## RECORD EXCERPTS
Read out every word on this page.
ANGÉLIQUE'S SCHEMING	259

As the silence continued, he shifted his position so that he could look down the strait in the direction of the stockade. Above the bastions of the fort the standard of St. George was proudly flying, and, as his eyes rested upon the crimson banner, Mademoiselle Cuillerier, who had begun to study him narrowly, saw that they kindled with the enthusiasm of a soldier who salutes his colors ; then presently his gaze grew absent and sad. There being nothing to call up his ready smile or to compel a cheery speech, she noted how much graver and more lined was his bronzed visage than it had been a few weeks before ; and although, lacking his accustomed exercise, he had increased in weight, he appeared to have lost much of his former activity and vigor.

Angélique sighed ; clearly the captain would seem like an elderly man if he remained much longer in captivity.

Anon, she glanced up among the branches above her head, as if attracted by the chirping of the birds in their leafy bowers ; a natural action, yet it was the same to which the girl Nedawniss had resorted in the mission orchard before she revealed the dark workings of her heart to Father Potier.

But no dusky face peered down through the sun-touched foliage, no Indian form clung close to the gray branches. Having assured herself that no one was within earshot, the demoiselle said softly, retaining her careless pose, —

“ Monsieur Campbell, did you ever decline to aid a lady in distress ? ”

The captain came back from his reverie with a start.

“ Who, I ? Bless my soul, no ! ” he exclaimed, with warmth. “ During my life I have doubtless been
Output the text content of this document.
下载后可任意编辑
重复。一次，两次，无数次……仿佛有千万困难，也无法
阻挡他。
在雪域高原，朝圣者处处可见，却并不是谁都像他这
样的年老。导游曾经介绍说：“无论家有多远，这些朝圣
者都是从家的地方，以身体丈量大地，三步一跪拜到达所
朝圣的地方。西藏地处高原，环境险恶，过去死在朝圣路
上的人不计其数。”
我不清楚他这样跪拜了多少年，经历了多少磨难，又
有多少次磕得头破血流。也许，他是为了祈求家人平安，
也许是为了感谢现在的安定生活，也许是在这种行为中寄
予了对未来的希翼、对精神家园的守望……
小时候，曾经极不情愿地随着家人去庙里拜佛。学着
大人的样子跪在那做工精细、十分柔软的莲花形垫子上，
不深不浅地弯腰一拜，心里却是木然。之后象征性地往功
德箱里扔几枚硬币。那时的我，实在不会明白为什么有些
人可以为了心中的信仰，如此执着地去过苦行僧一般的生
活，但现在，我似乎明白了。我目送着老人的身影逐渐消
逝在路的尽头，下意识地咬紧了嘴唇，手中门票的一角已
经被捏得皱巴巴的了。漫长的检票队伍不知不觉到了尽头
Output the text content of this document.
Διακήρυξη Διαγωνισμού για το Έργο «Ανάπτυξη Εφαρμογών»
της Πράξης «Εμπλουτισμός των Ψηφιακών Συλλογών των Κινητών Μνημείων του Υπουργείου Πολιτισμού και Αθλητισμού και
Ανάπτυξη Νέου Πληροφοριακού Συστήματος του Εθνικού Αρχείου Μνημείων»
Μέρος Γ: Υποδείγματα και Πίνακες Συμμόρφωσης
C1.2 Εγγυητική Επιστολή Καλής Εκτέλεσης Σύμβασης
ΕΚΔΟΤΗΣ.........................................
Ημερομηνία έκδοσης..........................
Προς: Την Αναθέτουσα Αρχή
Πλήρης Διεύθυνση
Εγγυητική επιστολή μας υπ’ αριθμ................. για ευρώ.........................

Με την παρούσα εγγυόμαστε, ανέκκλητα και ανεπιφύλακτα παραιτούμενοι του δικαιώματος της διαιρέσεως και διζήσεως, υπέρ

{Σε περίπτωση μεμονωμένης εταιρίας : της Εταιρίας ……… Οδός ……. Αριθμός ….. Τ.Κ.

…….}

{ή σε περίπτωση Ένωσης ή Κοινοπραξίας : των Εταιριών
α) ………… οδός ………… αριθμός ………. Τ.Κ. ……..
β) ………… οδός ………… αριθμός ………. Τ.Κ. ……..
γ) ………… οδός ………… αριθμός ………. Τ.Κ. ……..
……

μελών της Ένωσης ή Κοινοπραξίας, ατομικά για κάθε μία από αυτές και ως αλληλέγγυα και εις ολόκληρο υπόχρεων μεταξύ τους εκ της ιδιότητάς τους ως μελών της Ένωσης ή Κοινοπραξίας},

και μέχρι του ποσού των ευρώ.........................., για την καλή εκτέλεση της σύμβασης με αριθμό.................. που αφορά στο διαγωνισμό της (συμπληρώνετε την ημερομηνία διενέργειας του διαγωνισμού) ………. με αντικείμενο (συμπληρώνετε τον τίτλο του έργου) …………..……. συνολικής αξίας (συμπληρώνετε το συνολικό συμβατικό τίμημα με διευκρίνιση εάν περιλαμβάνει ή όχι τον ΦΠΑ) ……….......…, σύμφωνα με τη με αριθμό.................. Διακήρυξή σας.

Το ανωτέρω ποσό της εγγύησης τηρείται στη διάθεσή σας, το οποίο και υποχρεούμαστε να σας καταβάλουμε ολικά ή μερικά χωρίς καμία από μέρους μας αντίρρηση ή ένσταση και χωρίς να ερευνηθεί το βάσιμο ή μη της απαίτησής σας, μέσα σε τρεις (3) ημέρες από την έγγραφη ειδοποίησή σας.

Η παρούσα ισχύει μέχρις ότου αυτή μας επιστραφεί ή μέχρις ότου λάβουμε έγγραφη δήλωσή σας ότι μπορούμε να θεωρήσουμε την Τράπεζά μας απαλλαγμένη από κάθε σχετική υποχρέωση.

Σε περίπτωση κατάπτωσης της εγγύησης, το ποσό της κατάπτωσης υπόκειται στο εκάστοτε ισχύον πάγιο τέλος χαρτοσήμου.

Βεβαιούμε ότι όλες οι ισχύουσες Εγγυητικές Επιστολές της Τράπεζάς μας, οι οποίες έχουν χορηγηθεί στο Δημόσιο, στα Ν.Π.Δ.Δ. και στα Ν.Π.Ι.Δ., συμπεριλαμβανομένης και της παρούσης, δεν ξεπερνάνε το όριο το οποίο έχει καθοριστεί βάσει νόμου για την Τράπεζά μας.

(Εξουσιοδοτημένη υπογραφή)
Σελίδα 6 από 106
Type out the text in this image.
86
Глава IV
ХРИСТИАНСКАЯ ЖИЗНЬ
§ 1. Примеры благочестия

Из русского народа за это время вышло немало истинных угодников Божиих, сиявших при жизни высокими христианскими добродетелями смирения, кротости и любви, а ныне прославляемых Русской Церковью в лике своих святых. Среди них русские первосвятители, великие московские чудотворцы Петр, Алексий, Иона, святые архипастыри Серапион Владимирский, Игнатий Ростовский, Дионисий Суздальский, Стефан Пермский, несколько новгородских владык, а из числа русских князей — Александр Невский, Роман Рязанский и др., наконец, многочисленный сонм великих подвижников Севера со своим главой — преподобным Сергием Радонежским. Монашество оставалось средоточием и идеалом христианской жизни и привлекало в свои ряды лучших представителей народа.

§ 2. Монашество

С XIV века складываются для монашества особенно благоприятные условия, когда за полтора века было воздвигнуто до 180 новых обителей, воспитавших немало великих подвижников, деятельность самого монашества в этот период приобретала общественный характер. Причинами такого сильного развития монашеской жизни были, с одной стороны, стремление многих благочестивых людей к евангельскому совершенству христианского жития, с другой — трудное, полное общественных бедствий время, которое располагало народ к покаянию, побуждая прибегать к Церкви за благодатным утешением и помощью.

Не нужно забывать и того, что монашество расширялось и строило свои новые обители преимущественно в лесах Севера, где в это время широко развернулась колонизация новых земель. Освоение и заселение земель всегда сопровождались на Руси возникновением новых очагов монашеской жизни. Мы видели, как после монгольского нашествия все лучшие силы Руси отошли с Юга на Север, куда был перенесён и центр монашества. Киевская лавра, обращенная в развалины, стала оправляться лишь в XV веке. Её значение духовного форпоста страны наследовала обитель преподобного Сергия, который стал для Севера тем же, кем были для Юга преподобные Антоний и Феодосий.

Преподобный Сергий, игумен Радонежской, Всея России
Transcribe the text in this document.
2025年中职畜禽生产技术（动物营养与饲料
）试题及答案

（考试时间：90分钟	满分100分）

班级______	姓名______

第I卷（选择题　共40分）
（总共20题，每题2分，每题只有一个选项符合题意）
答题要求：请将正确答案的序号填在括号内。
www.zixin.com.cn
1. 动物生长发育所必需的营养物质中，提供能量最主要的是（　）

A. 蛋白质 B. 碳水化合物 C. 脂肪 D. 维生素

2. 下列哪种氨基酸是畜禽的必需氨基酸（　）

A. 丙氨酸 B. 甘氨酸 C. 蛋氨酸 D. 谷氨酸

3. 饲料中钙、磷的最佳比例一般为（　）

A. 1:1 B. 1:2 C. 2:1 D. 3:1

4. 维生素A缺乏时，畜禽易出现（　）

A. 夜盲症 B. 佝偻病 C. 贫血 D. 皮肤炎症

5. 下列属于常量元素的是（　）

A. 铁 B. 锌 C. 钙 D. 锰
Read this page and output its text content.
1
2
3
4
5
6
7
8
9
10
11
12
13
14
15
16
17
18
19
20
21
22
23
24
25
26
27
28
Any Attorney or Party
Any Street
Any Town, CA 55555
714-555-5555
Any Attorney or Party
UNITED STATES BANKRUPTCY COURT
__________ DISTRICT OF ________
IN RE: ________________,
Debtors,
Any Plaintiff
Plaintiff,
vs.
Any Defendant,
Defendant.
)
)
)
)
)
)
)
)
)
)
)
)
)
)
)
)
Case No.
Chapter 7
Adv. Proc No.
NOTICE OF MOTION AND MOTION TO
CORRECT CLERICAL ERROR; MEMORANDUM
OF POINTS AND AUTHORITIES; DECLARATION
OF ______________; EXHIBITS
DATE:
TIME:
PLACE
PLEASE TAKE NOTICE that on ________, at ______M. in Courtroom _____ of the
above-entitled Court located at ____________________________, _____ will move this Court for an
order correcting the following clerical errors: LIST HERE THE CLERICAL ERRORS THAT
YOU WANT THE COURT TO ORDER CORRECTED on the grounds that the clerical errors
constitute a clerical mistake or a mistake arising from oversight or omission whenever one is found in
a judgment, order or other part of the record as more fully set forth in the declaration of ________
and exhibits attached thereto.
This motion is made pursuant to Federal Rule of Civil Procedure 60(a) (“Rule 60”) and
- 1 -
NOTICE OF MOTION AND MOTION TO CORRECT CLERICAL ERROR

## GOAL
Gather all lines where the word "Μνημείων" appears.

## WRITTEN REPLY
της Πράξης «Εμπλουτισμός των Ψηφιακών Συλλογών των Κινητών Μνημείων του Υπουργείου Πολιτισμού και Αθλητισμού και
Ανάπτυξη Νέου Πληροφοριακού Συστήματος του Εθνικού Αρχείου Μνημείων»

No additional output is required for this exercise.